▶ [AIM] Tally up the lines where the string "المدينه" appears; reply with the number only.

▶ [EXERCISE MATERIAL]

[start]

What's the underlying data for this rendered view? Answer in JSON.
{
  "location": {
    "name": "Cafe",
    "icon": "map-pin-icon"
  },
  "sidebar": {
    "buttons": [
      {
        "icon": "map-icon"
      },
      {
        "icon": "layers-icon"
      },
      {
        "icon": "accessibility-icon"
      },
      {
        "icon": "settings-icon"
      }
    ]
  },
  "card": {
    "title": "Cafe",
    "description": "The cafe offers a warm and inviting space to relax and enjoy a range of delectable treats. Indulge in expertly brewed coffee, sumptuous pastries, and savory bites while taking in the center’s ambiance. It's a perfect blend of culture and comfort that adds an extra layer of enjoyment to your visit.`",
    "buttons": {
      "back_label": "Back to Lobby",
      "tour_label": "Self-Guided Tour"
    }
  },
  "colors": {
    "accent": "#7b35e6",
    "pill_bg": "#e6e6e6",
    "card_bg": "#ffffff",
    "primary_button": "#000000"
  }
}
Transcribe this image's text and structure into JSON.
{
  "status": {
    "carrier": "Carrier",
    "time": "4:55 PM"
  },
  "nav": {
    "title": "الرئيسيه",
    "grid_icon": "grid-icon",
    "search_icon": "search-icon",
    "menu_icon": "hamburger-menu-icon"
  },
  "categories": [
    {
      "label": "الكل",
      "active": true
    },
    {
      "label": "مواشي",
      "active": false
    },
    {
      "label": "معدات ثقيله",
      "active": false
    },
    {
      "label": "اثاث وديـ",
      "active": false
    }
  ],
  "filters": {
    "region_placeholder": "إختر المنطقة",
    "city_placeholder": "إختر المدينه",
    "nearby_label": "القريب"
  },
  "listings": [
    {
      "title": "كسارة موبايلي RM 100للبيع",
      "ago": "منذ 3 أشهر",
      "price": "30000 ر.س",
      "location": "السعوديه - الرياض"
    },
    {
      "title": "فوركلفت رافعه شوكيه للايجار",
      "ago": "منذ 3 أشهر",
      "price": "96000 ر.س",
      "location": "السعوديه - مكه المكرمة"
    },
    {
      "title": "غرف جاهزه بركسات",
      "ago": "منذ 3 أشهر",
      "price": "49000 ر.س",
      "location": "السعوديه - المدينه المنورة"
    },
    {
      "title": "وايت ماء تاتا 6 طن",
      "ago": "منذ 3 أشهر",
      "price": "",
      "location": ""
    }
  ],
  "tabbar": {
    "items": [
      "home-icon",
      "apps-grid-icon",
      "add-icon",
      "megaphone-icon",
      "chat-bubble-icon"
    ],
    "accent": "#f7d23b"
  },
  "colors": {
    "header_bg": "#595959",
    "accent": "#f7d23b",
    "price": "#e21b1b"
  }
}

[end]

▶ [RESPONSE TO THE TASK] 2